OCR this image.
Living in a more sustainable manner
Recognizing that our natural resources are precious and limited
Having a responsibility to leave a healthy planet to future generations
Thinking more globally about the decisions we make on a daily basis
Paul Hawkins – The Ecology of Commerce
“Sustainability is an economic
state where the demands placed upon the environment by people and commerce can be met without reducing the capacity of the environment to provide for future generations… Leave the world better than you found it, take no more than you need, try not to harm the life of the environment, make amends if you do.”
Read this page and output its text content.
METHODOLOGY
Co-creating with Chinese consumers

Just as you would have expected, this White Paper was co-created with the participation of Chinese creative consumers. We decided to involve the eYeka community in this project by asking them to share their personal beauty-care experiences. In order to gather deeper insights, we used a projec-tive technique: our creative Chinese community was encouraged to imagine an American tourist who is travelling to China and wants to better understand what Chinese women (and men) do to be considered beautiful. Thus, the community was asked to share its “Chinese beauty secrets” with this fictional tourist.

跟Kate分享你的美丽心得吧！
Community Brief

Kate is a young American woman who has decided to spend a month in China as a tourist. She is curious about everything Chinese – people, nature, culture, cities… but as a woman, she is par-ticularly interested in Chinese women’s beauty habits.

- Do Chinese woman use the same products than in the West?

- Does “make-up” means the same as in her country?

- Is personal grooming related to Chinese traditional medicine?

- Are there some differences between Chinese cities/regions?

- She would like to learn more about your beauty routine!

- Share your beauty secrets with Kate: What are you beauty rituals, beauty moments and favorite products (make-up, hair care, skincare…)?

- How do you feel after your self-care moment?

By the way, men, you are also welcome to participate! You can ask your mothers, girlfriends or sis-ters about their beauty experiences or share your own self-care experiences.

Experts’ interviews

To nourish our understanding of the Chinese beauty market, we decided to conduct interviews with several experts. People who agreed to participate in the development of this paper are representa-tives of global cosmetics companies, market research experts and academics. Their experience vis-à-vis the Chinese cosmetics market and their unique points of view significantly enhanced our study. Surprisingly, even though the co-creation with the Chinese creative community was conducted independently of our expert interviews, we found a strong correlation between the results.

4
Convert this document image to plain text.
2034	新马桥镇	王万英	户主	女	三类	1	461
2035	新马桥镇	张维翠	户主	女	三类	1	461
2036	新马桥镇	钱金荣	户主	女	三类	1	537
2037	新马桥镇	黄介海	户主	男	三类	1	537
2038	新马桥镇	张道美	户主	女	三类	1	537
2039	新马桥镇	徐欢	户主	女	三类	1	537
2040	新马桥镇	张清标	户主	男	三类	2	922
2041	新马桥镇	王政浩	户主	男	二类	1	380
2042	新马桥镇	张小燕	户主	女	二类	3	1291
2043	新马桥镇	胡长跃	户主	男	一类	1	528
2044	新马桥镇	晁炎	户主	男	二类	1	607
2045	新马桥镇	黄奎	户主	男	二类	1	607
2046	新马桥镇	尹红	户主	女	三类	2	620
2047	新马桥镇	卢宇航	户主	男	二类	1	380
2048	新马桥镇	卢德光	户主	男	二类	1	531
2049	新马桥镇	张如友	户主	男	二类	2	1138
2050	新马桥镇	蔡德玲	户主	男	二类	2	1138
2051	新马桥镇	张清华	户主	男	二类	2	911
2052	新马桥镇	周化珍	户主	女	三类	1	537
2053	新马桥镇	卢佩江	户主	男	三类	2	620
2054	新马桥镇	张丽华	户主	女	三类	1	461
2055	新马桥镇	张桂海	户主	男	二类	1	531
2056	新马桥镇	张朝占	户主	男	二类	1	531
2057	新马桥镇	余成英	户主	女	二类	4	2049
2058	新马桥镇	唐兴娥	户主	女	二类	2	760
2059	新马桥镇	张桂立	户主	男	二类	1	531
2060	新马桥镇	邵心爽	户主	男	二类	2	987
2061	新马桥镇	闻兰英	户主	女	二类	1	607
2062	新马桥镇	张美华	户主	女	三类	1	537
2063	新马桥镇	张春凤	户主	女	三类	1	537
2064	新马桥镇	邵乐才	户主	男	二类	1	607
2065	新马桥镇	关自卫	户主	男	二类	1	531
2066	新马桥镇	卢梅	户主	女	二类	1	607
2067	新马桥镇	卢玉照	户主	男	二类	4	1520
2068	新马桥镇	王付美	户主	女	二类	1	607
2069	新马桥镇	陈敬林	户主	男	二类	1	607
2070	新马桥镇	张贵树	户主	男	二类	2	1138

........

### [Exercise description]
Repeat every line of the material exactly as given.

### [Correct response]
OCR this image.
Living in a more sustainable manner
Recognizing that our natural resources are precious and limited
Having a responsibility to leave a healthy planet to future generations
Thinking more globally about the decisions we make on a daily basis
Paul Hawkins – The Ecology of Commerce
“Sustainability is an economic
state where the demands placed upon the environment by people and commerce can be met without reducing the capacity of the environment to provide for future generations… Leave the world better than you found it, take no more than you need, try not to harm the life of the environment, make amends if you do.”
Read this page and output its text content.
METHODOLOGY
Co-creating with Chinese consumers

Just as you would have expected, this White Paper was co-created with the participation of Chinese creative consumers. We decided to involve the eYeka community in this project by asking them to share their personal beauty-care experiences. In order to gather deeper insights, we used a projec-tive technique: our creative Chinese community was encouraged to imagine an American tourist who is travelling to China and wants to better understand what Chinese women (and men) do to be considered beautiful. Thus, the community was asked to share its “Chinese beauty secrets” with this fictional tourist.

跟Kate分享你的美丽心得吧！
Community Brief

Kate is a young American woman who has decided to spend a month in China as a tourist. She is curious about everything Chinese – people, nature, culture, cities… but as a woman, she is par-ticularly interested in Chinese women’s beauty habits.

- Do Chinese woman use the same products than in the West?

- Does “make-up” means the same as in her country?

- Is personal grooming related to Chinese traditional medicine?

- Are there some differences between Chinese cities/regions?

- She would like to learn more about your beauty routine!

- Share your beauty secrets with Kate: What are you beauty rituals, beauty moments and favorite products (make-up, hair care, skincare…)?

- How do you feel after your self-care moment?

By the way, men, you are also welcome to participate! You can ask your mothers, girlfriends or sis-ters about their beauty experiences or share your own self-care experiences.

Experts’ interviews

To nourish our understanding of the Chinese beauty market, we decided to conduct interviews with several experts. People who agreed to participate in the development of this paper are representa-tives of global cosmetics companies, market research experts and academics. Their experience vis-à-vis the Chinese cosmetics market and their unique points of view significantly enhanced our study. Surprisingly, even though the co-creation with the Chinese creative community was conducted independently of our expert interviews, we found a strong correlation between the results.

4
Convert this document image to plain text.
2034	新马桥镇	王万英	户主	女	三类	1	461
2035	新马桥镇	张维翠	户主	女	三类	1	461
2036	新马桥镇	钱金荣	户主	女	三类	1	537
2037	新马桥镇	黄介海	户主	男	三类	1	537
2038	新马桥镇	张道美	户主	女	三类	1	537
2039	新马桥镇	徐欢	户主	女	三类	1	537
2040	新马桥镇	张清标	户主	男	三类	2	922
2041	新马桥镇	王政浩	户主	男	二类	1	380
2042	新马桥镇	张小燕	户主	女	二类	3	1291
2043	新马桥镇	胡长跃	户主	男	一类	1	528
2044	新马桥镇	晁炎	户主	男	二类	1	607
2045	新马桥镇	黄奎	户主	男	二类	1	607
2046	新马桥镇	尹红	户主	女	三类	2	620
2047	新马桥镇	卢宇航	户主	男	二类	1	380
2048	新马桥镇	卢德光	户主	男	二类	1	531
2049	新马桥镇	张如友	户主	男	二类	2	1138
2050	新马桥镇	蔡德玲	户主	男	二类	2	1138
2051	新马桥镇	张清华	户主	男	二类	2	911
2052	新马桥镇	周化珍	户主	女	三类	1	537
2053	新马桥镇	卢佩江	户主	男	三类	2	620
2054	新马桥镇	张丽华	户主	女	三类	1	461
2055	新马桥镇	张桂海	户主	男	二类	1	531
2056	新马桥镇	张朝占	户主	男	二类	1	531
2057	新马桥镇	余成英	户主	女	二类	4	2049
2058	新马桥镇	唐兴娥	户主	女	二类	2	760
2059	新马桥镇	张桂立	户主	男	二类	1	531
2060	新马桥镇	邵心爽	户主	男	二类	2	987
2061	新马桥镇	闻兰英	户主	女	二类	1	607
2062	新马桥镇	张美华	户主	女	三类	1	537
2063	新马桥镇	张春凤	户主	女	三类	1	537
2064	新马桥镇	邵乐才	户主	男	二类	1	607
2065	新马桥镇	关自卫	户主	男	二类	1	531
2066	新马桥镇	卢梅	户主	女	二类	1	607
2067	新马桥镇	卢玉照	户主	男	二类	4	1520
2068	新马桥镇	王付美	户主	女	二类	1	607
2069	新马桥镇	陈敬林	户主	男	二类	1	607
2070	新马桥镇	张贵树	户主	男	二类	2	1138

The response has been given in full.